• Written exercise: Tally how many lines hold the string "Régia". Your reply should be that number alone.

• Extracted records:
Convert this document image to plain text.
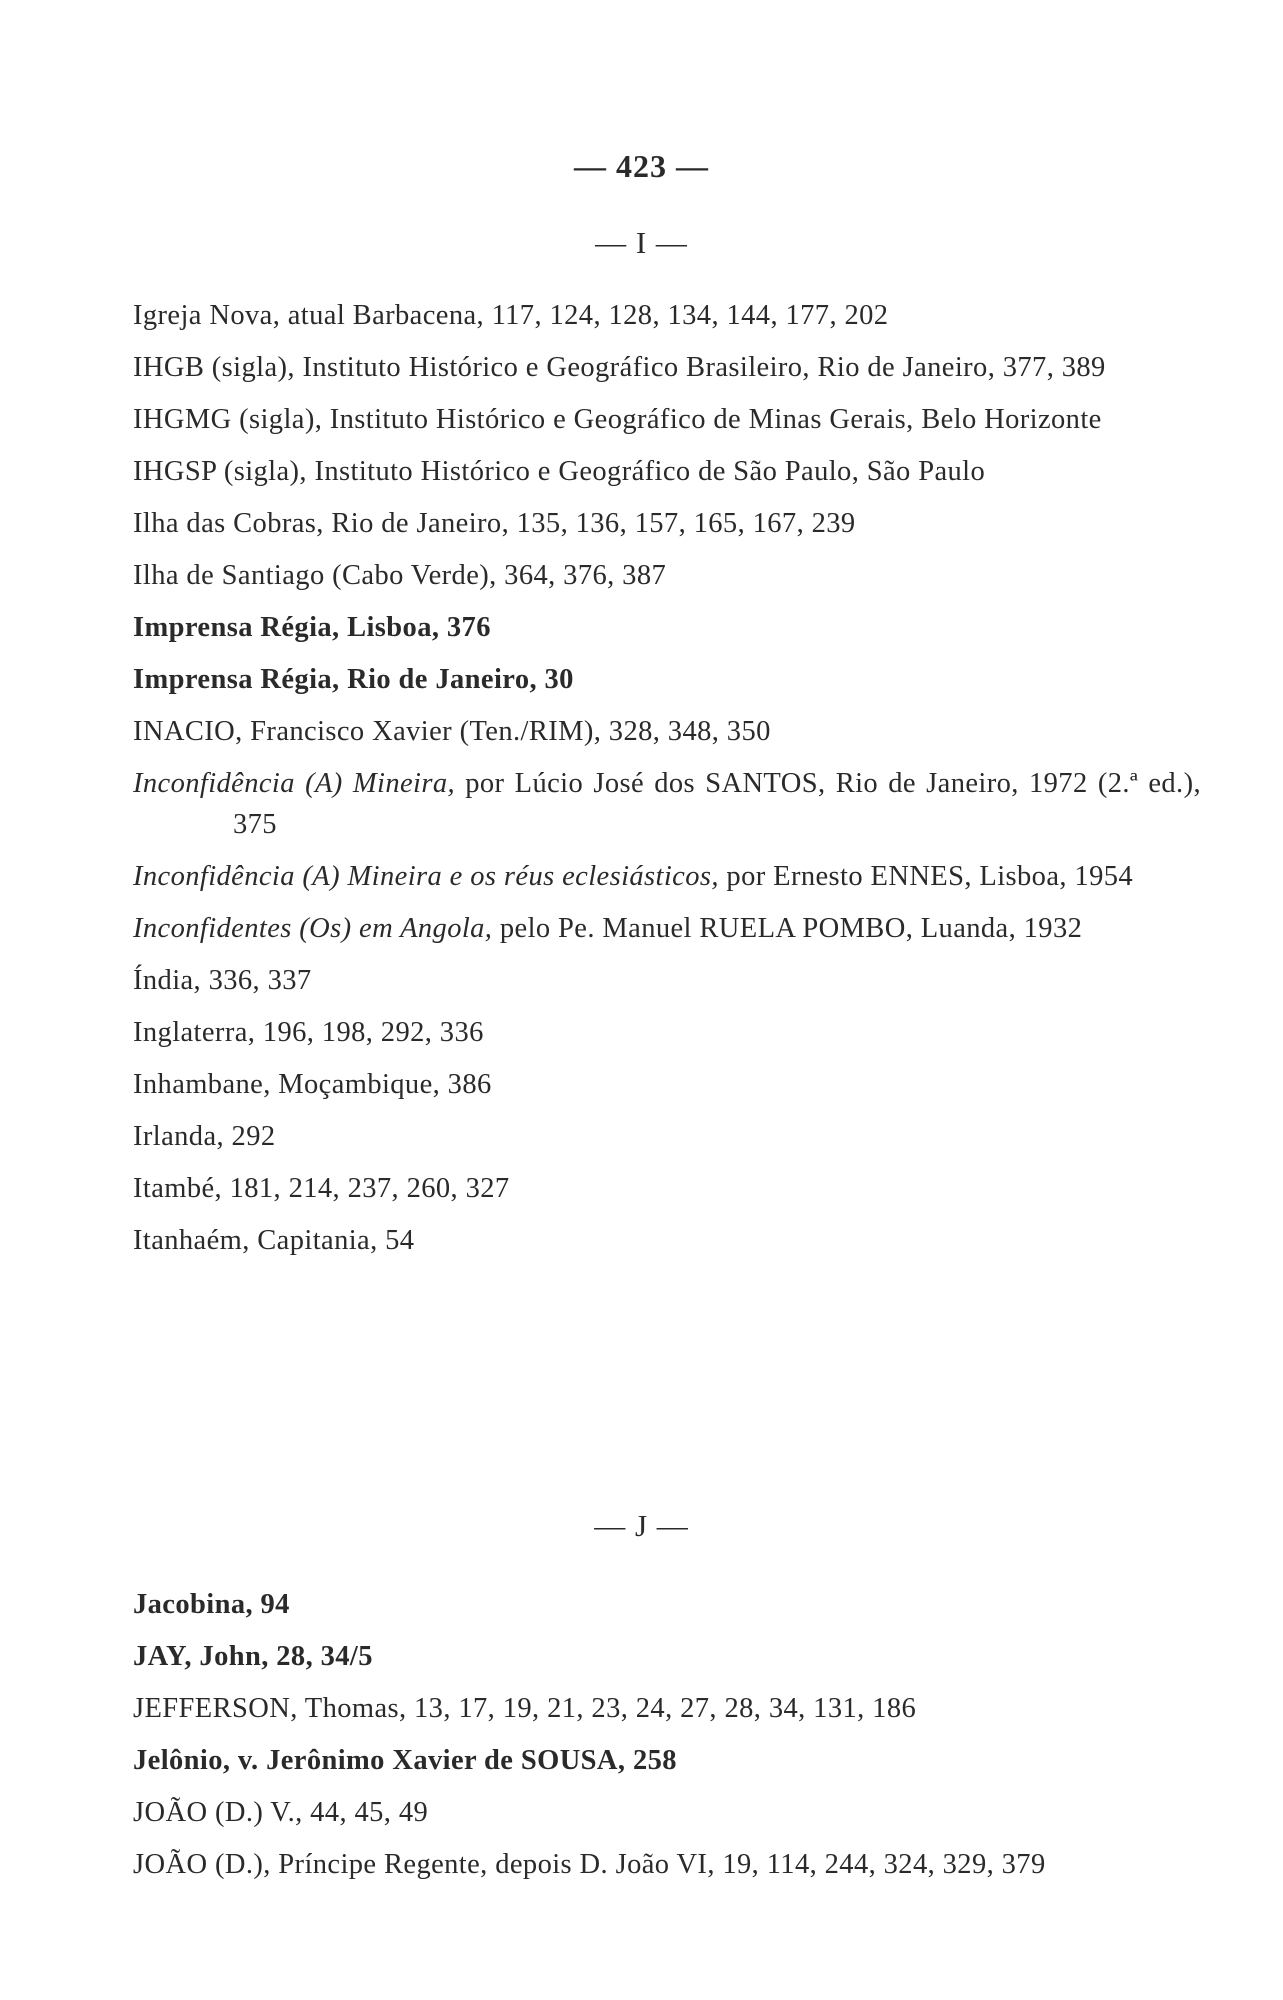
— 423 —
— I —
Igreja Nova, atual Barbacena, 117, 124, 128, 134, 144, 177, 202
IHGB (sigla), Instituto Histórico e Geográfico Brasileiro, Rio de Janeiro, 377, 389
IHGMG (sigla), Instituto Histórico e Geográfico de Minas Gerais, Belo Horizonte
IHGSP (sigla), Instituto Histórico e Geográfico de São Paulo, São Paulo
Ilha das Cobras, Rio de Janeiro, 135, 136, 157, 165, 167, 239
Ilha de Santiago (Cabo Verde), 364, 376, 387
Imprensa Régia, Lisboa, 376
Imprensa Régia, Rio de Janeiro, 30
INACIO, Francisco Xavier (Ten./RIM), 328, 348, 350
Inconfidência (A) Mineira, por Lúcio José dos SANTOS, Rio de Janeiro, 1972 (2.ª ed.), 375
Inconfidência (A) Mineira e os réus eclesiásticos, por Ernesto ENNES, Lisboa, 1954
Inconfidentes (Os) em Angola, pelo Pe. Manuel RUELA POMBO, Luanda, 1932
Índia, 336, 337
Inglaterra, 196, 198, 292, 336
Inhambane, Moçambique, 386
Irlanda, 292
Itambé, 181, 214, 237, 260, 327
Itanhaém, Capitania, 54
— J —
Jacobina, 94
JAY, John, 28, 34/5
JEFFERSON, Thomas, 13, 17, 19, 21, 23, 24, 27, 28, 34, 131, 186
Jelônio, v. Jerônimo Xavier de SOUSA, 258
JOÃO (D.) V., 44, 45, 49
JOÃO (D.), Príncipe Regente, depois D. João VI, 19, 114, 244, 324, 329, 379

• Result: 2